> _Short exercise_
Pull out every line containing the string "Google".

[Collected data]
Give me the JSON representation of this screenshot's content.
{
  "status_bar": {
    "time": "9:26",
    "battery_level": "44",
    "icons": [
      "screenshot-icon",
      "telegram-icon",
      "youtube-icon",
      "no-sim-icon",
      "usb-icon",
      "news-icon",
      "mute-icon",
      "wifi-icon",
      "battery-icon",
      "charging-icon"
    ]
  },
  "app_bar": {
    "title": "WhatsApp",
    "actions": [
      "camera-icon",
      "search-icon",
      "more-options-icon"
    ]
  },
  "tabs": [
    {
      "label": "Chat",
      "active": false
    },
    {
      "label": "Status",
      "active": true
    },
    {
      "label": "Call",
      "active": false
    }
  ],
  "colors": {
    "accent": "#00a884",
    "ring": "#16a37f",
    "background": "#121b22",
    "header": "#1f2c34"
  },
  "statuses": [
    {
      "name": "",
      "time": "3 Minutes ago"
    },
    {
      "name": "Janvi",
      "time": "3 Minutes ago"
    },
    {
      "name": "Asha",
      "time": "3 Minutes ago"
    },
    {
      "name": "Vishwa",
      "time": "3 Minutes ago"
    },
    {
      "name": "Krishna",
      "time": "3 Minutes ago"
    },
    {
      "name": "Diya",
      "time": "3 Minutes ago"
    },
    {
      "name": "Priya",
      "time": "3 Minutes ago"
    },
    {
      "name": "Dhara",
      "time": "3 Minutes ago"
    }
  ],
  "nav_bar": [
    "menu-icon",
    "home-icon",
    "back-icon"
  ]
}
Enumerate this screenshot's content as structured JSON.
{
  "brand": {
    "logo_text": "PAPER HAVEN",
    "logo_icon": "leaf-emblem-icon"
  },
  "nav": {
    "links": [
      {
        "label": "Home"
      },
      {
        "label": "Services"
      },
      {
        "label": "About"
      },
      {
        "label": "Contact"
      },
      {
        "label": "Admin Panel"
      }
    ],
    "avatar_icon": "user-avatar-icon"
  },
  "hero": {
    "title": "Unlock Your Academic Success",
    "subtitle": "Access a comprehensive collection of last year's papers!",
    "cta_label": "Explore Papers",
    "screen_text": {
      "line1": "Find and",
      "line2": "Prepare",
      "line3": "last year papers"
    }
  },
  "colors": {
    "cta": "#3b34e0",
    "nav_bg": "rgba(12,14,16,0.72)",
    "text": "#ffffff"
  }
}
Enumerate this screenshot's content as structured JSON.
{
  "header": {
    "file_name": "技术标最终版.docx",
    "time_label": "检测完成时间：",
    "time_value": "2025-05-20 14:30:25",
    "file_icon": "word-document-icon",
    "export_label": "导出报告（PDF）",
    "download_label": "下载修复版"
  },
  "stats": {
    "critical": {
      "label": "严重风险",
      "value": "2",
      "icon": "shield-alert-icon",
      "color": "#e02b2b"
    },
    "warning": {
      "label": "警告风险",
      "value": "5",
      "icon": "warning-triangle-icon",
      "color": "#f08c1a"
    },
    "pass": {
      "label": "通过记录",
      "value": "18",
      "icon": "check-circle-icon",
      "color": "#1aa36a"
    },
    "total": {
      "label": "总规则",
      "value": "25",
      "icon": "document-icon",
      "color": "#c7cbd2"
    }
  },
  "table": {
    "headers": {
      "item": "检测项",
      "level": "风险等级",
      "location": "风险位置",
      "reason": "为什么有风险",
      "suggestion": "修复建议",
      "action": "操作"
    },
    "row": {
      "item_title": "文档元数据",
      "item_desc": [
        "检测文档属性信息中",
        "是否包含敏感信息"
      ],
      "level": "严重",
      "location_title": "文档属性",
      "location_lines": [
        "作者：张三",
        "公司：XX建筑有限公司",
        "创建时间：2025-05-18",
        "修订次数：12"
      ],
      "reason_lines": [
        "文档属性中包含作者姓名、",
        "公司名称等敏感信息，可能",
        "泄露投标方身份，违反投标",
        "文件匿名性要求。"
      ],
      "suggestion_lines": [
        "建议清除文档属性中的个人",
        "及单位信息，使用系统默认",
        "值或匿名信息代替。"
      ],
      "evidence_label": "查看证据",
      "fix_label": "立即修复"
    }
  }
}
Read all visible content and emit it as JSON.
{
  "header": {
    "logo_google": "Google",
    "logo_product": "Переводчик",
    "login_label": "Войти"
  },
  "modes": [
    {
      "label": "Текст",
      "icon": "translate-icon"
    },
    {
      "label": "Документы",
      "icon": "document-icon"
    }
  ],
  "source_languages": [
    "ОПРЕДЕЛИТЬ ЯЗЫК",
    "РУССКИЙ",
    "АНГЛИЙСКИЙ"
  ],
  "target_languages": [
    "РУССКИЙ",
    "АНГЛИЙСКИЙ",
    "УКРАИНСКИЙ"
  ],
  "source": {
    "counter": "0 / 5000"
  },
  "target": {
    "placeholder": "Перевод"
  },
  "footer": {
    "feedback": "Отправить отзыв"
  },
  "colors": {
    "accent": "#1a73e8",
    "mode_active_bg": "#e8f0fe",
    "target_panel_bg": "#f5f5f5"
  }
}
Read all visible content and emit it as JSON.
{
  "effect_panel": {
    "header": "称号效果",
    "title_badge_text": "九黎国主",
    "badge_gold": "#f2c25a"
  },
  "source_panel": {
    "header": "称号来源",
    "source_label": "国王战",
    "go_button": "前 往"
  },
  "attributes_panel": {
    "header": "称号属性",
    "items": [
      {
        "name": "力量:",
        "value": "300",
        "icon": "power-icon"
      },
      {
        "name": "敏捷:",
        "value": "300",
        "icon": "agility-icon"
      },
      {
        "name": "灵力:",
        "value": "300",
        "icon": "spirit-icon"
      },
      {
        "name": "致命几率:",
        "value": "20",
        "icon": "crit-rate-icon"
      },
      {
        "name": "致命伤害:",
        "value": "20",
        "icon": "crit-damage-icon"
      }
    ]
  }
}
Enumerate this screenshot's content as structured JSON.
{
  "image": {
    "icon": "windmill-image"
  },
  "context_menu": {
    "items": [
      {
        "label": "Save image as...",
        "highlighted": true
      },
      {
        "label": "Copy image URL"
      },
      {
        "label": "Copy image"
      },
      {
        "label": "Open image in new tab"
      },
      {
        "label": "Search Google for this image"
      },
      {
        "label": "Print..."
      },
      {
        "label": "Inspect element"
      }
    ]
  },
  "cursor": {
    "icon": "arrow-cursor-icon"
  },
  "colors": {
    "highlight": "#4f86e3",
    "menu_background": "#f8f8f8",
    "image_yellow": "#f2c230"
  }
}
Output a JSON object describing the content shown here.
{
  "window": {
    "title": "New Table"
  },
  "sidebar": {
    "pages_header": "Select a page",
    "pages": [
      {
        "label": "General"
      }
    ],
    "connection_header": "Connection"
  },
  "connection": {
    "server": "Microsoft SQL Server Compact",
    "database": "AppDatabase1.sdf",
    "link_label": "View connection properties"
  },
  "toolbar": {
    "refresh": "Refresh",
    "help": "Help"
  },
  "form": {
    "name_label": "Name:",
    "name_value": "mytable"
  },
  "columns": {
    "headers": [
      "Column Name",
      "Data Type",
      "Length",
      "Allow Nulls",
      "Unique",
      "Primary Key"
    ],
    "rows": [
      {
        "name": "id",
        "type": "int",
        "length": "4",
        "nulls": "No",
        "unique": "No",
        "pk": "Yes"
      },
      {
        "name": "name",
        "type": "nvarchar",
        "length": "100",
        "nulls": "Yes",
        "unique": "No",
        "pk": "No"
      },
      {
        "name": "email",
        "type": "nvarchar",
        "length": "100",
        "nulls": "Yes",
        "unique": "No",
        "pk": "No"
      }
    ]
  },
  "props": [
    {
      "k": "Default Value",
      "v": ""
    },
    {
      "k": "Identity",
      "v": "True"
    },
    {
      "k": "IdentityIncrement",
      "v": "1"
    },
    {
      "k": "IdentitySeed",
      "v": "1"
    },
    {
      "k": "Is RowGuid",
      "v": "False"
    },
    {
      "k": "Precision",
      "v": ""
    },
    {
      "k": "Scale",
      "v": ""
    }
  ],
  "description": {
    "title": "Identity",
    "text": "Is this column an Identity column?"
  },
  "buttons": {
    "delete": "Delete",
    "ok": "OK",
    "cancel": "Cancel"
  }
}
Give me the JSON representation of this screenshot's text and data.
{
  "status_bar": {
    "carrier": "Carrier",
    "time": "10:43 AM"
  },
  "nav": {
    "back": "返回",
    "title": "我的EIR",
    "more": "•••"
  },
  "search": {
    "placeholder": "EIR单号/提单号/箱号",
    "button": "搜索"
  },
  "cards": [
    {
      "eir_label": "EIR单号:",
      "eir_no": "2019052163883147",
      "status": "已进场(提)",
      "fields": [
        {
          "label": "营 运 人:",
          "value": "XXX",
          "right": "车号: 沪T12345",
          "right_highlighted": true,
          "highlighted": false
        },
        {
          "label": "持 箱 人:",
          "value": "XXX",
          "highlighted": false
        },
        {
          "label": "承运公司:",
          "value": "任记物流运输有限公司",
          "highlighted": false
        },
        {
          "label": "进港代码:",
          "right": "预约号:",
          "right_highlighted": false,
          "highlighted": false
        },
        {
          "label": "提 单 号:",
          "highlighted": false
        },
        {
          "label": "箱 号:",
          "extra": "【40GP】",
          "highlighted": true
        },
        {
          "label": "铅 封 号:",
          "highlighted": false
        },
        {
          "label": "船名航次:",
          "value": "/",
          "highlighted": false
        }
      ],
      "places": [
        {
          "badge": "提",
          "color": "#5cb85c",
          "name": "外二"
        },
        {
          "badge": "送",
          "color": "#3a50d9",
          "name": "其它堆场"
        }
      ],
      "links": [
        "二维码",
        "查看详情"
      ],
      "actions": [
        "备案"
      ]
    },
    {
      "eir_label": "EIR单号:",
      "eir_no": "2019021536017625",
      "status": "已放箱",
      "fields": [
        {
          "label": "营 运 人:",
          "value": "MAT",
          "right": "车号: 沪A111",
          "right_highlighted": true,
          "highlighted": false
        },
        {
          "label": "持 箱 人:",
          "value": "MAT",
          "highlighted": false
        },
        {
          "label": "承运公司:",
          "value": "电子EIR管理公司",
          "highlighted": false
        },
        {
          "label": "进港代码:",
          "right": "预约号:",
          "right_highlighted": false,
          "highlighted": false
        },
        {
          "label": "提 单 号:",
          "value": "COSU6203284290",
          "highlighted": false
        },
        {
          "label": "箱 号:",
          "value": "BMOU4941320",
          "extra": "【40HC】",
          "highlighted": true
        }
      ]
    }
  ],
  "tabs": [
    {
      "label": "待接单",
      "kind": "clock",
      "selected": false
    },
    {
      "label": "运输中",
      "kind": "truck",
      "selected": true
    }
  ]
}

> _Exercise answer_
    "logo_google": "Google",
        "label": "Search Google for this image"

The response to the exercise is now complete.